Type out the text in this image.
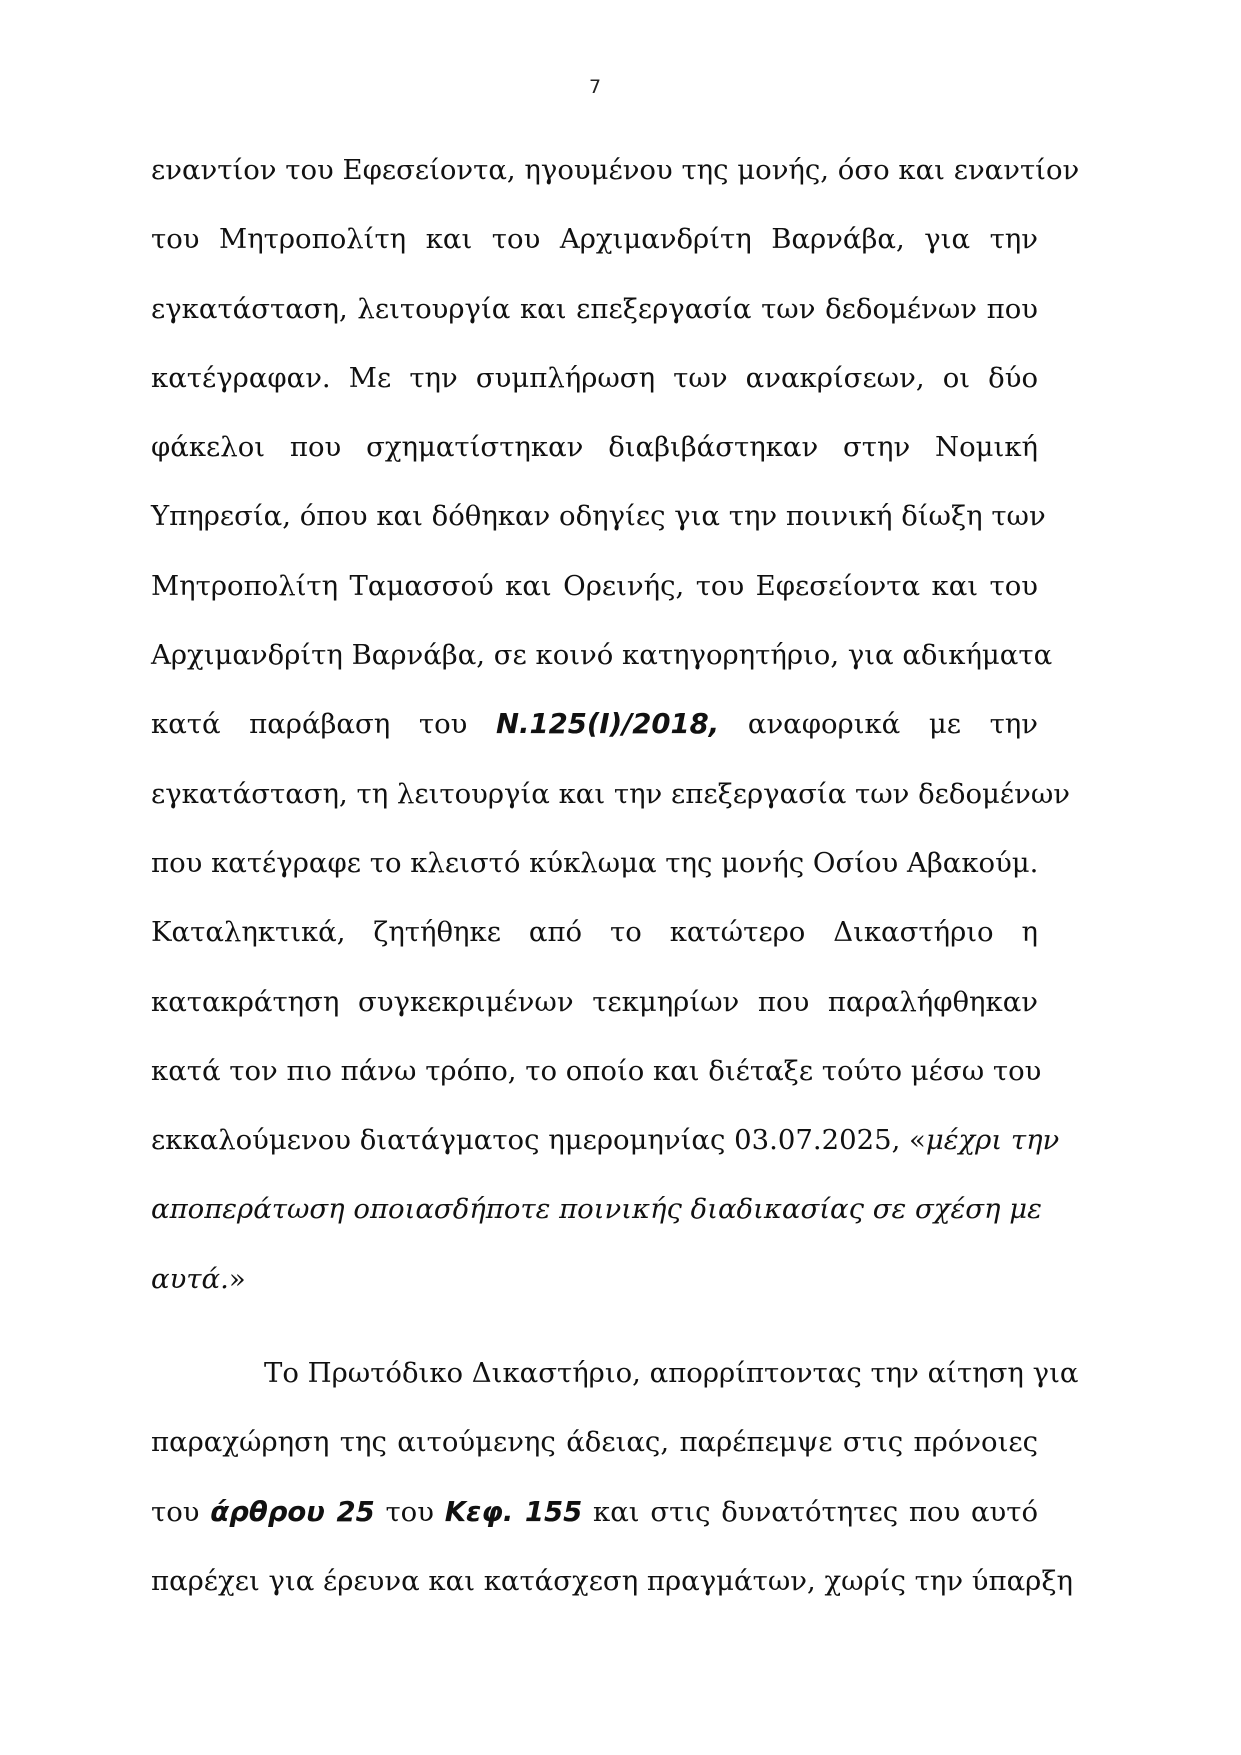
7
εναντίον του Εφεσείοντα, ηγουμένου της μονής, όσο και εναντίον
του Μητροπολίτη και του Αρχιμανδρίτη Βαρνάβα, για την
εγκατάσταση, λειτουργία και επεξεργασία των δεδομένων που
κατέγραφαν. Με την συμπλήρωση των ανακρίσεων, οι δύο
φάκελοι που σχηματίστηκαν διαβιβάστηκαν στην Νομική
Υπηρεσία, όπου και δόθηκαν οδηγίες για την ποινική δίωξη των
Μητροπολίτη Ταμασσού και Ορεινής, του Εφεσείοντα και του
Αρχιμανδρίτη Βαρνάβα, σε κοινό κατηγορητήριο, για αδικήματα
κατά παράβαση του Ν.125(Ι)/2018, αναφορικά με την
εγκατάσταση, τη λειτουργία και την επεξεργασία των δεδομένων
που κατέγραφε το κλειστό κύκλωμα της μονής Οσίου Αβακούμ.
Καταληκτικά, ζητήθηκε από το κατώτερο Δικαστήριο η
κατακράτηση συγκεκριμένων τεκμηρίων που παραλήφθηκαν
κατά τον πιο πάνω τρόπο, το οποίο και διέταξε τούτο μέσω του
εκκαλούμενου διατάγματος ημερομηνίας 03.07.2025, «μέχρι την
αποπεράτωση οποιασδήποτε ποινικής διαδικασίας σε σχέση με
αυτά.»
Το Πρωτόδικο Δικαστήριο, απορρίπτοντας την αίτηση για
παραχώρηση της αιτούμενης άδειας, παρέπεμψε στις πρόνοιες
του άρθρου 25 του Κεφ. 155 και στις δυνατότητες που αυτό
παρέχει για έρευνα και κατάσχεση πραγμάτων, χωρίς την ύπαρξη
□ □ □ □ □ □ □
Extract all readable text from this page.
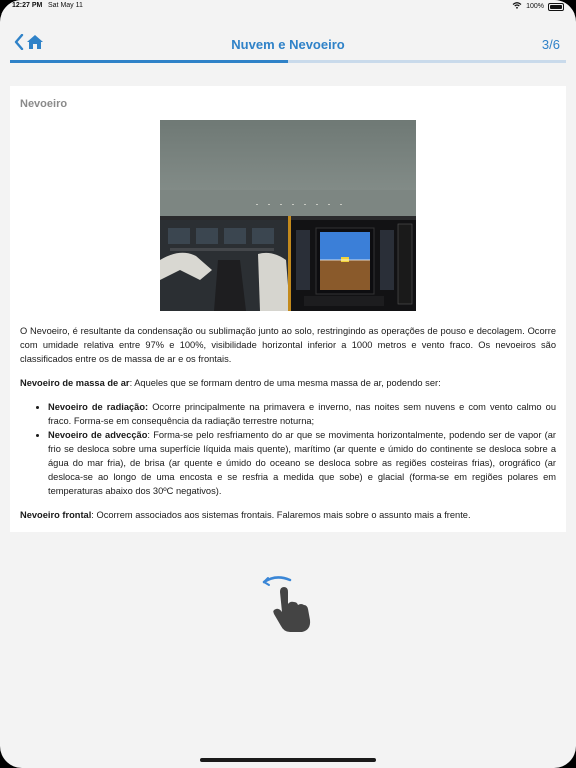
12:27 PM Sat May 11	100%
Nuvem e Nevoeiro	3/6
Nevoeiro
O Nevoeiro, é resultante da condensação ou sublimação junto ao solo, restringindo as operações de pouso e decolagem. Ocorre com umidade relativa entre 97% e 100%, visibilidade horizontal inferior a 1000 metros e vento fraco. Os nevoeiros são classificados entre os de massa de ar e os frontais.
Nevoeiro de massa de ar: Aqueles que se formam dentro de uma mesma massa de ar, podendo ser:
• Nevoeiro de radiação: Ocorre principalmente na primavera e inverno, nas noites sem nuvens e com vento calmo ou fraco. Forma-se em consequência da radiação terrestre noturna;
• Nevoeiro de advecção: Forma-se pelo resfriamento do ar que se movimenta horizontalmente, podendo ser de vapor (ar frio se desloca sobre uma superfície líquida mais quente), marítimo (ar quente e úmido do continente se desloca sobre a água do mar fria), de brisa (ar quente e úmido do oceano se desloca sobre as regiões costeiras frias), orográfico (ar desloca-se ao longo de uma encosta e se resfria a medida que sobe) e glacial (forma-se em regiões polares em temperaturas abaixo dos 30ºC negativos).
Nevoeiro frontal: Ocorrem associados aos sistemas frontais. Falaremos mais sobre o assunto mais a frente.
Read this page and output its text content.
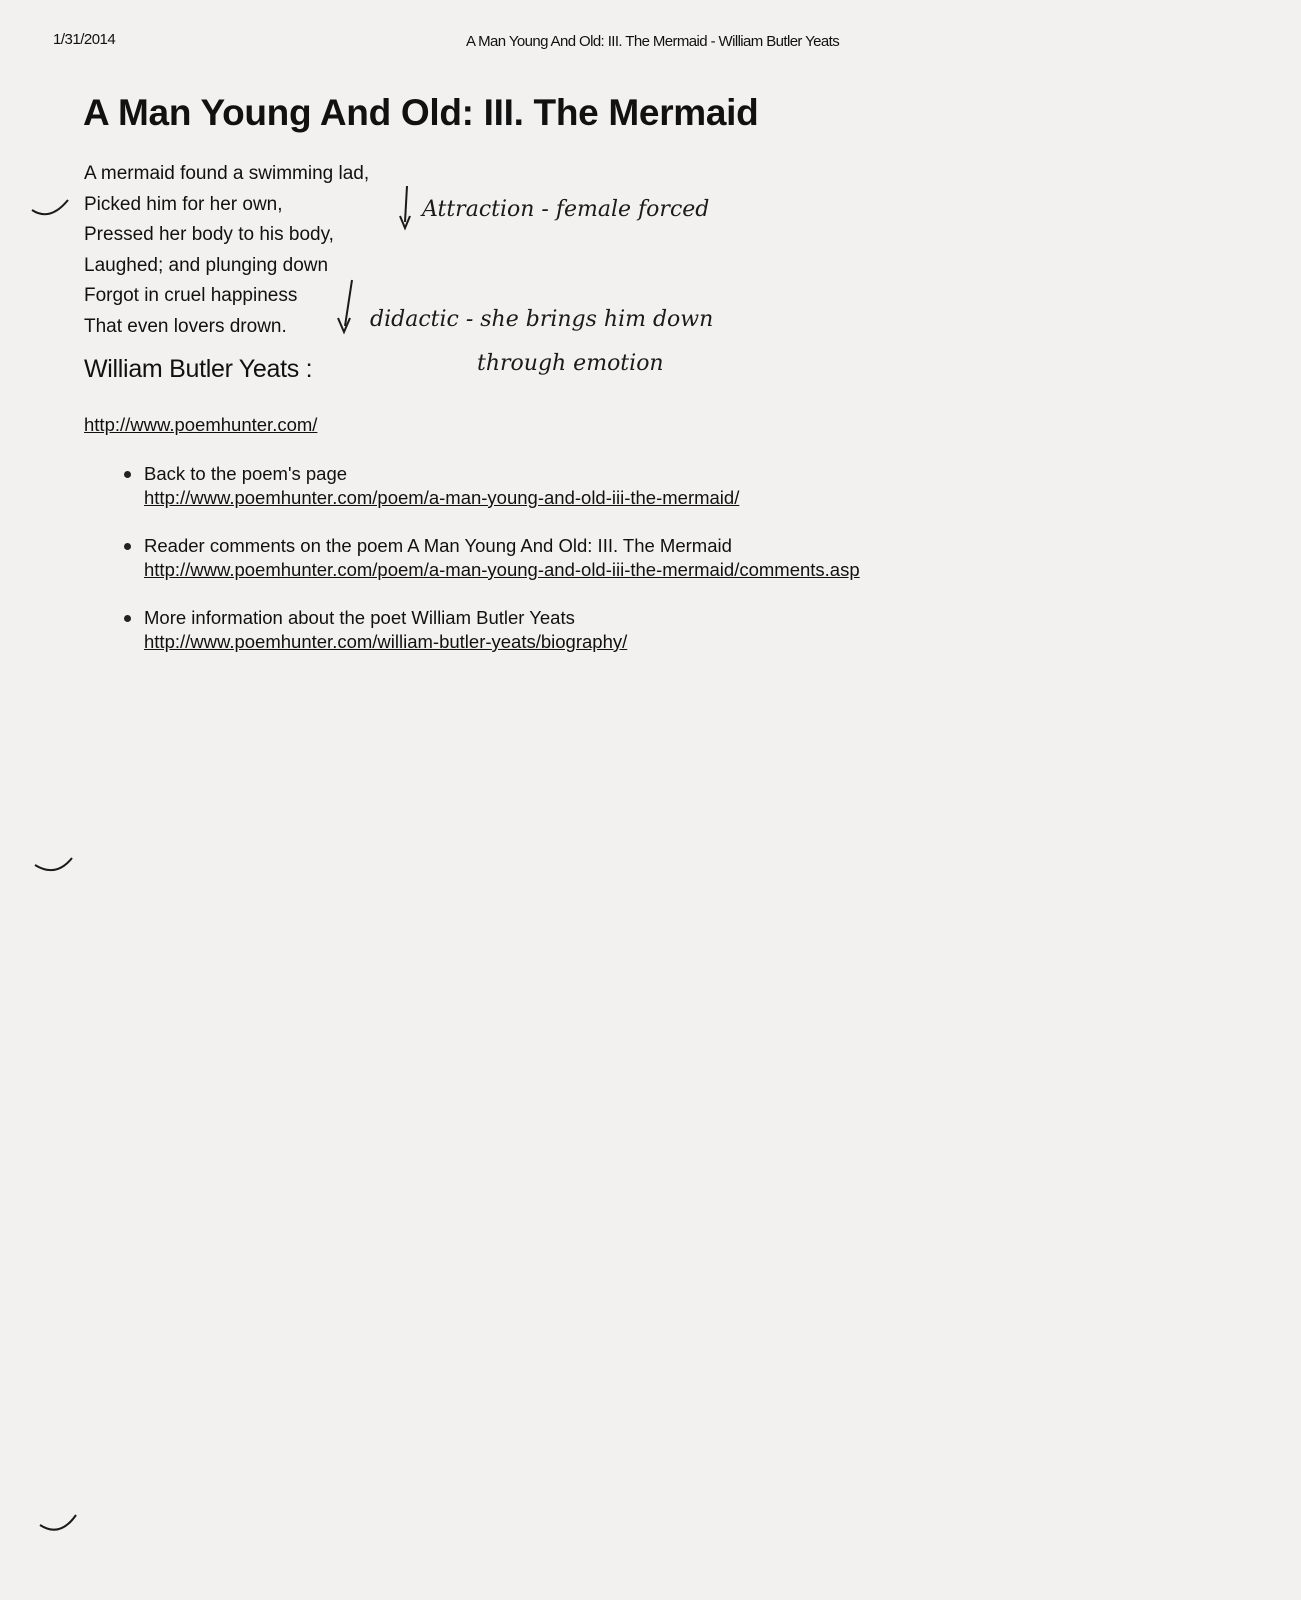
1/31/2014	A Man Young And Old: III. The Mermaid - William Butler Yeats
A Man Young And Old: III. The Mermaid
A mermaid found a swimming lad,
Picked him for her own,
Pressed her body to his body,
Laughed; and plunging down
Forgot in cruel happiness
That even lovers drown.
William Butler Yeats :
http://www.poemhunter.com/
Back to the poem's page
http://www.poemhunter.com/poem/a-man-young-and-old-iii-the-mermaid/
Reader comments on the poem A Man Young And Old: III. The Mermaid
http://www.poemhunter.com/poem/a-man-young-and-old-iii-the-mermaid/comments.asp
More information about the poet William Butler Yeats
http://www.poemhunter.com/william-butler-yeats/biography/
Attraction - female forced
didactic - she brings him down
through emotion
□ □ □ □ □ □ □
### Your task
Tell how many lines above contain the word "Αρχιμανδρίτη". Give the number alone.

### Finished answer
2